▶ **RECORDED INFORMATION**:
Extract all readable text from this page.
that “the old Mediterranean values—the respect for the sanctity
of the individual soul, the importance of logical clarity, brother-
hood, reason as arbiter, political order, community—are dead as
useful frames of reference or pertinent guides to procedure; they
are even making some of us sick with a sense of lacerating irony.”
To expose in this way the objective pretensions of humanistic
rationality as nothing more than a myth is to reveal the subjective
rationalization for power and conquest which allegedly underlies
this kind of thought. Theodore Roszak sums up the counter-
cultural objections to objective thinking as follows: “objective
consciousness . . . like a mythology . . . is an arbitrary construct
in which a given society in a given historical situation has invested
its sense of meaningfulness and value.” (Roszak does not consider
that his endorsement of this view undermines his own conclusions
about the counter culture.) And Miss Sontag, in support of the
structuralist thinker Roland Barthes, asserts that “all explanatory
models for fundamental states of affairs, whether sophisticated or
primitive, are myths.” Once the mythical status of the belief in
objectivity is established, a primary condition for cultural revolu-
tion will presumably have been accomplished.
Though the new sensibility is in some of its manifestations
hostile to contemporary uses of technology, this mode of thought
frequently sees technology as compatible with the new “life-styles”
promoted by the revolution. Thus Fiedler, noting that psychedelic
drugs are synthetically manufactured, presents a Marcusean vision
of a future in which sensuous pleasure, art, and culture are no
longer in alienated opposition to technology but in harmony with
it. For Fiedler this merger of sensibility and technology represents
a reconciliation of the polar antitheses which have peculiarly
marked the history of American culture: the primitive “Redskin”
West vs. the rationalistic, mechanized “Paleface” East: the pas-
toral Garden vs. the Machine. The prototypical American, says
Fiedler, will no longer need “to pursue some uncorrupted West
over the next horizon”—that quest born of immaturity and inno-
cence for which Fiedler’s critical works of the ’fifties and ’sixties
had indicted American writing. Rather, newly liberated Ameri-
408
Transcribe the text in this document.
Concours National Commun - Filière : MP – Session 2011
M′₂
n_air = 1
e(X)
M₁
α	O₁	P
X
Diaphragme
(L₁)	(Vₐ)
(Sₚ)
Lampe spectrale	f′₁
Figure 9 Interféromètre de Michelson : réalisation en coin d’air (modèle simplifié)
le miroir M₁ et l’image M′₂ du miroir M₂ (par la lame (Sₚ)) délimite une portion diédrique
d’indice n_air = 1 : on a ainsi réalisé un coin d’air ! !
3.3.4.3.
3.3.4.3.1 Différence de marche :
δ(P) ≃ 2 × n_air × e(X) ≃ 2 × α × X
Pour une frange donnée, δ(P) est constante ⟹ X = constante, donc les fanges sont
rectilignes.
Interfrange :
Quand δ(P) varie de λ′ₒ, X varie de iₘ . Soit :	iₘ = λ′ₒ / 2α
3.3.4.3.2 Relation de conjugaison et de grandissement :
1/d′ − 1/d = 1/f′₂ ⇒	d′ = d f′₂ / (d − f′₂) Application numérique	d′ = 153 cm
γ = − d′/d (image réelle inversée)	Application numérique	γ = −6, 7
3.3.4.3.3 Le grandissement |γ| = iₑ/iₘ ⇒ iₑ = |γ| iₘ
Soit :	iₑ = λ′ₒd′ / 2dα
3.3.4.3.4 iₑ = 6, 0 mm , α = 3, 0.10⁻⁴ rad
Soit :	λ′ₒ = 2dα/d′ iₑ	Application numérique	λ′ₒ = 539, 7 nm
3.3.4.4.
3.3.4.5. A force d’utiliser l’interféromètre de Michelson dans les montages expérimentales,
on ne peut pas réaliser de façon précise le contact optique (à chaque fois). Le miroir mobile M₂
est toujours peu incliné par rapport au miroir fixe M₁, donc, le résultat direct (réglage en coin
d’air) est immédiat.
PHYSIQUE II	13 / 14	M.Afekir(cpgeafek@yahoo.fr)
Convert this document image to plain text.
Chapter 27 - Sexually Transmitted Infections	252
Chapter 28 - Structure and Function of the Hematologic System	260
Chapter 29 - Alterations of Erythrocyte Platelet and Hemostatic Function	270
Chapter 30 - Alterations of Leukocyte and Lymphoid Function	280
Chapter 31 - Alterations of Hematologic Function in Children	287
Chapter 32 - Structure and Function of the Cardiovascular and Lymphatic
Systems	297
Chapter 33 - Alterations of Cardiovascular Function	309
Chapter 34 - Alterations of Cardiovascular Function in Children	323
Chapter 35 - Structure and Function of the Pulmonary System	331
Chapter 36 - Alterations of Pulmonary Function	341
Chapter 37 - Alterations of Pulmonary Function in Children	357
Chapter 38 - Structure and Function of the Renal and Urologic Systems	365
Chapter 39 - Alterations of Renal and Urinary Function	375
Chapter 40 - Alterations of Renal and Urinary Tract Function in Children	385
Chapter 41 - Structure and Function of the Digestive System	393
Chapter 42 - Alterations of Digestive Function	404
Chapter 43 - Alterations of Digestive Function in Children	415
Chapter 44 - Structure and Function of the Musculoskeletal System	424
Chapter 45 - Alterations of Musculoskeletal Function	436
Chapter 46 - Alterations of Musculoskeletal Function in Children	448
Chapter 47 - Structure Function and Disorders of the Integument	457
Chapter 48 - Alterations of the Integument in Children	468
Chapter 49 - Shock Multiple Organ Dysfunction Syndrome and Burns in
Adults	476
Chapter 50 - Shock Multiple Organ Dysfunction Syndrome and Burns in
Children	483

▶ **WORK INSTRUCTIONS**: Write the entire listing out again, word for word.

▶ **COMPLETE RESPONSE**:
Extract all readable text from this page.
that “the old Mediterranean values—the respect for the sanctity
of the individual soul, the importance of logical clarity, brother-
hood, reason as arbiter, political order, community—are dead as
useful frames of reference or pertinent guides to procedure; they
are even making some of us sick with a sense of lacerating irony.”
To expose in this way the objective pretensions of humanistic
rationality as nothing more than a myth is to reveal the subjective
rationalization for power and conquest which allegedly underlies
this kind of thought. Theodore Roszak sums up the counter-
cultural objections to objective thinking as follows: “objective
consciousness . . . like a mythology . . . is an arbitrary construct
in which a given society in a given historical situation has invested
its sense of meaningfulness and value.” (Roszak does not consider
that his endorsement of this view undermines his own conclusions
about the counter culture.) And Miss Sontag, in support of the
structuralist thinker Roland Barthes, asserts that “all explanatory
models for fundamental states of affairs, whether sophisticated or
primitive, are myths.” Once the mythical status of the belief in
objectivity is established, a primary condition for cultural revolu-
tion will presumably have been accomplished.
Though the new sensibility is in some of its manifestations
hostile to contemporary uses of technology, this mode of thought
frequently sees technology as compatible with the new “life-styles”
promoted by the revolution. Thus Fiedler, noting that psychedelic
drugs are synthetically manufactured, presents a Marcusean vision
of a future in which sensuous pleasure, art, and culture are no
longer in alienated opposition to technology but in harmony with
it. For Fiedler this merger of sensibility and technology represents
a reconciliation of the polar antitheses which have peculiarly
marked the history of American culture: the primitive “Redskin”
West vs. the rationalistic, mechanized “Paleface” East: the pas-
toral Garden vs. the Machine. The prototypical American, says
Fiedler, will no longer need “to pursue some uncorrupted West
over the next horizon”—that quest born of immaturity and inno-
cence for which Fiedler’s critical works of the ’fifties and ’sixties
had indicted American writing. Rather, newly liberated Ameri-
408
Transcribe the text in this document.
Concours National Commun - Filière : MP – Session 2011
M′₂
n_air = 1
e(X)
M₁
α	O₁	P
X
Diaphragme
(L₁)	(Vₐ)
(Sₚ)
Lampe spectrale	f′₁
Figure 9 Interféromètre de Michelson : réalisation en coin d’air (modèle simplifié)
le miroir M₁ et l’image M′₂ du miroir M₂ (par la lame (Sₚ)) délimite une portion diédrique
d’indice n_air = 1 : on a ainsi réalisé un coin d’air ! !
3.3.4.3.
3.3.4.3.1 Différence de marche :
δ(P) ≃ 2 × n_air × e(X) ≃ 2 × α × X
Pour une frange donnée, δ(P) est constante ⟹ X = constante, donc les fanges sont
rectilignes.
Interfrange :
Quand δ(P) varie de λ′ₒ, X varie de iₘ . Soit :	iₘ = λ′ₒ / 2α
3.3.4.3.2 Relation de conjugaison et de grandissement :
1/d′ − 1/d = 1/f′₂ ⇒	d′ = d f′₂ / (d − f′₂) Application numérique	d′ = 153 cm
γ = − d′/d (image réelle inversée)	Application numérique	γ = −6, 7
3.3.4.3.3 Le grandissement |γ| = iₑ/iₘ ⇒ iₑ = |γ| iₘ
Soit :	iₑ = λ′ₒd′ / 2dα
3.3.4.3.4 iₑ = 6, 0 mm , α = 3, 0.10⁻⁴ rad
Soit :	λ′ₒ = 2dα/d′ iₑ	Application numérique	λ′ₒ = 539, 7 nm
3.3.4.4.
3.3.4.5. A force d’utiliser l’interféromètre de Michelson dans les montages expérimentales,
on ne peut pas réaliser de façon précise le contact optique (à chaque fois). Le miroir mobile M₂
est toujours peu incliné par rapport au miroir fixe M₁, donc, le résultat direct (réglage en coin
d’air) est immédiat.
PHYSIQUE II	13 / 14	M.Afekir(cpgeafek@yahoo.fr)
Convert this document image to plain text.
Chapter 27 - Sexually Transmitted Infections	252
Chapter 28 - Structure and Function of the Hematologic System	260
Chapter 29 - Alterations of Erythrocyte Platelet and Hemostatic Function	270
Chapter 30 - Alterations of Leukocyte and Lymphoid Function	280
Chapter 31 - Alterations of Hematologic Function in Children	287
Chapter 32 - Structure and Function of the Cardiovascular and Lymphatic
Systems	297
Chapter 33 - Alterations of Cardiovascular Function	309
Chapter 34 - Alterations of Cardiovascular Function in Children	323
Chapter 35 - Structure and Function of the Pulmonary System	331
Chapter 36 - Alterations of Pulmonary Function	341
Chapter 37 - Alterations of Pulmonary Function in Children	357
Chapter 38 - Structure and Function of the Renal and Urologic Systems	365
Chapter 39 - Alterations of Renal and Urinary Function	375
Chapter 40 - Alterations of Renal and Urinary Tract Function in Children	385
Chapter 41 - Structure and Function of the Digestive System	393
Chapter 42 - Alterations of Digestive Function	404
Chapter 43 - Alterations of Digestive Function in Children	415
Chapter 44 - Structure and Function of the Musculoskeletal System	424
Chapter 45 - Alterations of Musculoskeletal Function	436
Chapter 46 - Alterations of Musculoskeletal Function in Children	448
Chapter 47 - Structure Function and Disorders of the Integument	457
Chapter 48 - Alterations of the Integument in Children	468
Chapter 49 - Shock Multiple Organ Dysfunction Syndrome and Burns in
Adults	476
Chapter 50 - Shock Multiple Organ Dysfunction Syndrome and Burns in
Children	483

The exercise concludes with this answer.